Exactly as they appear, output all of the entries.

▸ GIVEN DATA
:::

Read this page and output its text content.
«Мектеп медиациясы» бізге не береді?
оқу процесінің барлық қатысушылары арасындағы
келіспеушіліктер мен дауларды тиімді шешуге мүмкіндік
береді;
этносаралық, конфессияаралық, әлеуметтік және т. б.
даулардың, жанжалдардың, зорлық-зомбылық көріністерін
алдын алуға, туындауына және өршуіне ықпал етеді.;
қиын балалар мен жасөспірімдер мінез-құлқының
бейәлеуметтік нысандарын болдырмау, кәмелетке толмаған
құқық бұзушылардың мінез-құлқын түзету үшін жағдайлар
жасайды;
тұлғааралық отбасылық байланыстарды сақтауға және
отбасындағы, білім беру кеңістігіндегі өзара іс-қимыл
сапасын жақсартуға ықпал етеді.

:::

▸ WORKED SOLUTION
Read this page and output its text content.
«Мектеп медиациясы» бізге не береді?
оқу процесінің барлық қатысушылары арасындағы
келіспеушіліктер мен дауларды тиімді шешуге мүмкіндік
береді;
этносаралық, конфессияаралық, әлеуметтік және т. б.
даулардың, жанжалдардың, зорлық-зомбылық көріністерін
алдын алуға, туындауына және өршуіне ықпал етеді.;
қиын балалар мен жасөспірімдер мінез-құлқының
бейәлеуметтік нысандарын болдырмау, кәмелетке толмаған
құқық бұзушылардың мінез-құлқын түзету үшін жағдайлар
жасайды;
тұлғааралық отбасылық байланыстарды сақтауға және
отбасындағы, білім беру кеңістігіндегі өзара іс-қимыл
сапасын жақсартуға ықпал етеді.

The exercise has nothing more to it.